* begin SOURCE MATERIAL *

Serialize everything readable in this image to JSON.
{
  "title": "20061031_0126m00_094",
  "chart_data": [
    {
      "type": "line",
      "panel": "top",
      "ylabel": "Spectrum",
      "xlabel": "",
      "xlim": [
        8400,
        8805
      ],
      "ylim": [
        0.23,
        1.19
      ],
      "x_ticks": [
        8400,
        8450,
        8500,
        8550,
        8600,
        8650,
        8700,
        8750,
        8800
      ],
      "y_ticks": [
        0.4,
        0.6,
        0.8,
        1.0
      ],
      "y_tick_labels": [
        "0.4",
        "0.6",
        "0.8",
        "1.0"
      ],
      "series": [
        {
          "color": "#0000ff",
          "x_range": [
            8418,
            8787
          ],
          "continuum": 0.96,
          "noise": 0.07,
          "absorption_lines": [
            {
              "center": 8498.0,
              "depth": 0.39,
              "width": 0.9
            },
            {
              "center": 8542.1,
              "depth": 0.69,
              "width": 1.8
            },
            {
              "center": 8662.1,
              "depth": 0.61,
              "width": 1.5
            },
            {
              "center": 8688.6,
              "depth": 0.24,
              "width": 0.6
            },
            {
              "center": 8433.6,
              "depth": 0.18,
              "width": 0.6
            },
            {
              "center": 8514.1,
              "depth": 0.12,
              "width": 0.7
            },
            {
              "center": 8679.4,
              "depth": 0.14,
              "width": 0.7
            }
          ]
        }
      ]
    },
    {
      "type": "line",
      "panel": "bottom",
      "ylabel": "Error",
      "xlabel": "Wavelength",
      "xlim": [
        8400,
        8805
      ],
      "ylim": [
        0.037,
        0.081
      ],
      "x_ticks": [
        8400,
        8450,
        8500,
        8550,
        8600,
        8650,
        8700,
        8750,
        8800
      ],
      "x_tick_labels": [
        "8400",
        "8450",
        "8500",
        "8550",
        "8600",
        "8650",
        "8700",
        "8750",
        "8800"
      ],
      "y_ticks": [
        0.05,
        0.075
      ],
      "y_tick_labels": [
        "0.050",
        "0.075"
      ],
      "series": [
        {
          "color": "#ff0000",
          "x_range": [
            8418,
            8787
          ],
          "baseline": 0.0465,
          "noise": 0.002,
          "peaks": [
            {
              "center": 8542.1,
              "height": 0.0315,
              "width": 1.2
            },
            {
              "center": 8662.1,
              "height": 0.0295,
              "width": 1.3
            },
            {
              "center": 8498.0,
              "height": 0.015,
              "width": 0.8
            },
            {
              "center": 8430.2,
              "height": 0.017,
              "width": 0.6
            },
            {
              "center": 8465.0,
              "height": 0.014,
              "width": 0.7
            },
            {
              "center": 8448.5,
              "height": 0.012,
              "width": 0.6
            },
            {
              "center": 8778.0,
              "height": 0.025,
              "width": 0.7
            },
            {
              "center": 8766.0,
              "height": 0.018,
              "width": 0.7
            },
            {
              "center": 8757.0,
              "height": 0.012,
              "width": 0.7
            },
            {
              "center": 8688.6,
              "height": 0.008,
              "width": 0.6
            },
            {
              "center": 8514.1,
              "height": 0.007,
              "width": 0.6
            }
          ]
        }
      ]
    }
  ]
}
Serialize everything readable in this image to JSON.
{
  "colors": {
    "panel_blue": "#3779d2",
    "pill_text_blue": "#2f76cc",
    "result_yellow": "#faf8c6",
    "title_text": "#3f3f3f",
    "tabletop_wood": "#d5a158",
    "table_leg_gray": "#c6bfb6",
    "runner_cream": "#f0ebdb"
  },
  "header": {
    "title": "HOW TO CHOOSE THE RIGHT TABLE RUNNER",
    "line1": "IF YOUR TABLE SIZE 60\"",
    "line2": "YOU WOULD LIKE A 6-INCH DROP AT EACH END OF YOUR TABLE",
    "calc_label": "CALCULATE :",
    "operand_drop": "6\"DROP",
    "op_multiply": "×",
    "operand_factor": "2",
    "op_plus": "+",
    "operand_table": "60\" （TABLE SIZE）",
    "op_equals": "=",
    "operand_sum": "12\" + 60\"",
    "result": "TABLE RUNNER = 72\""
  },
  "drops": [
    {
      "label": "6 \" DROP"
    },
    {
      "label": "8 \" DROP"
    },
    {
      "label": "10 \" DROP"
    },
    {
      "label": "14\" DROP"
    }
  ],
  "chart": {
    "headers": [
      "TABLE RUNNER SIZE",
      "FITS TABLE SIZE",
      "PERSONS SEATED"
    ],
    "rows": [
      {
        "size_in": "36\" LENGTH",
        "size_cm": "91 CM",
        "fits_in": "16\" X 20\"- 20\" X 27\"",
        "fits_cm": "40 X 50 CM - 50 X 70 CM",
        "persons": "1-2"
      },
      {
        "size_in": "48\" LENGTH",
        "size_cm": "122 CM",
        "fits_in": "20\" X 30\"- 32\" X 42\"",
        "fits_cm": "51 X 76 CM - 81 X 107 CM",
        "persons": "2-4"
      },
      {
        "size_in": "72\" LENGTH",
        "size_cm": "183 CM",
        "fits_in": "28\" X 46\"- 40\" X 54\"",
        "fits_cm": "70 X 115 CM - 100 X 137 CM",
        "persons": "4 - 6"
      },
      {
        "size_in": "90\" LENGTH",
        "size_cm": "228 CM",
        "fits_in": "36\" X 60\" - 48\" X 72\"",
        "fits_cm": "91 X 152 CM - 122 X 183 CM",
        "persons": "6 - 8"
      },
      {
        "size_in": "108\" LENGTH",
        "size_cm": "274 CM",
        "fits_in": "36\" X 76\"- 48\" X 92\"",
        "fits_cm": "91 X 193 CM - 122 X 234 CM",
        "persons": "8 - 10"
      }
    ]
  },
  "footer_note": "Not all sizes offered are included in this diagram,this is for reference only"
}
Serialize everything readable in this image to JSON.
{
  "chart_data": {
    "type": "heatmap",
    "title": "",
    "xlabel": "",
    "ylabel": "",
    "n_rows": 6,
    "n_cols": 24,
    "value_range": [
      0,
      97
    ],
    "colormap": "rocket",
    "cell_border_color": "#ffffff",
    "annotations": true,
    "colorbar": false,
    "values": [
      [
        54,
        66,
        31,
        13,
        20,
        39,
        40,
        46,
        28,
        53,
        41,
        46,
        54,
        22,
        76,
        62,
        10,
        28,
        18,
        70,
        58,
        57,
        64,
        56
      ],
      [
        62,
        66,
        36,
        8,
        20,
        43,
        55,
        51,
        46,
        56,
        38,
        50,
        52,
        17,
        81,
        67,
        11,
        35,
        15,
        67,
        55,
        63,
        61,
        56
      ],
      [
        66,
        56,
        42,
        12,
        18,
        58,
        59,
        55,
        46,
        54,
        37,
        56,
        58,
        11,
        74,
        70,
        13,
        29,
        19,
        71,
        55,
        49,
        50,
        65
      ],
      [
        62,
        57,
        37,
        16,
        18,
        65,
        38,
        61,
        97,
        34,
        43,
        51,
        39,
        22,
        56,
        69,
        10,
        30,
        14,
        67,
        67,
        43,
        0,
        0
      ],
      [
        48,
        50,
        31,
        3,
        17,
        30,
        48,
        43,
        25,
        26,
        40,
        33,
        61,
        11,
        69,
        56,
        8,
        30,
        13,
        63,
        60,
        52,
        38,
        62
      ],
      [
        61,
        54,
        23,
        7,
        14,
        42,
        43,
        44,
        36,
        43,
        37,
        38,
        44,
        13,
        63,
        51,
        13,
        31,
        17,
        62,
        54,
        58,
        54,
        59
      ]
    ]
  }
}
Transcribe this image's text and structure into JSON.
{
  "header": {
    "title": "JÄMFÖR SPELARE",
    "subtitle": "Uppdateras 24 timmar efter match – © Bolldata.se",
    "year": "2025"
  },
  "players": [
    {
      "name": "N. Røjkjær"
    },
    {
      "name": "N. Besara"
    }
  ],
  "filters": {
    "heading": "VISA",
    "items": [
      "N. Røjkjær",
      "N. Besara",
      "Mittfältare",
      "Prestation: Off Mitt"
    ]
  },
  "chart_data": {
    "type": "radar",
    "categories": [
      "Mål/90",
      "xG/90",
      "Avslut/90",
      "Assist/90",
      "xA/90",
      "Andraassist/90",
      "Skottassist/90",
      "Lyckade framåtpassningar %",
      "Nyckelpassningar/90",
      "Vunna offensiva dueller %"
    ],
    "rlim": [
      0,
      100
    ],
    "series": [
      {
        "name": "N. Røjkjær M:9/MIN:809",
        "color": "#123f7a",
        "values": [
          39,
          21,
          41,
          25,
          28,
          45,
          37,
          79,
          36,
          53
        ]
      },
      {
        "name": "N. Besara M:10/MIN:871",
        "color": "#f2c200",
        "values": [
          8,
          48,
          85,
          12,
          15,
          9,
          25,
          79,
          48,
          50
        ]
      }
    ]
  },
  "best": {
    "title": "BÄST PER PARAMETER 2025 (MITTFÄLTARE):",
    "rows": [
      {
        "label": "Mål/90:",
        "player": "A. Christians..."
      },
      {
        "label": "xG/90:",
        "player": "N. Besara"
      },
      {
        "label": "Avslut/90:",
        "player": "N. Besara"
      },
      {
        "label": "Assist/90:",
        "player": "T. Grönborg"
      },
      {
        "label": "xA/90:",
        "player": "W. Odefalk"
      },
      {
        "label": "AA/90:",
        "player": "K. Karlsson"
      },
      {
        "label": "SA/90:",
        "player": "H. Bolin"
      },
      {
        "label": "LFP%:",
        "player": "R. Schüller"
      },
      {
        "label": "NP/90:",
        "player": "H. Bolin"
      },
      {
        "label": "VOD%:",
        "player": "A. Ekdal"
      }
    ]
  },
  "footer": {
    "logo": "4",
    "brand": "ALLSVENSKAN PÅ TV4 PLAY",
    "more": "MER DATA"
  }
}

* end SOURCE MATERIAL *

> **TASK REQUIREMENTS**
Copy every line above that holds the word "Besara".

> **FULL OUTPUT**
      "name": "N. Besara"
      "N. Besara",
        "name": "N. Besara M:10/MIN:871",
        "player": "N. Besara"
        "player": "N. Besara"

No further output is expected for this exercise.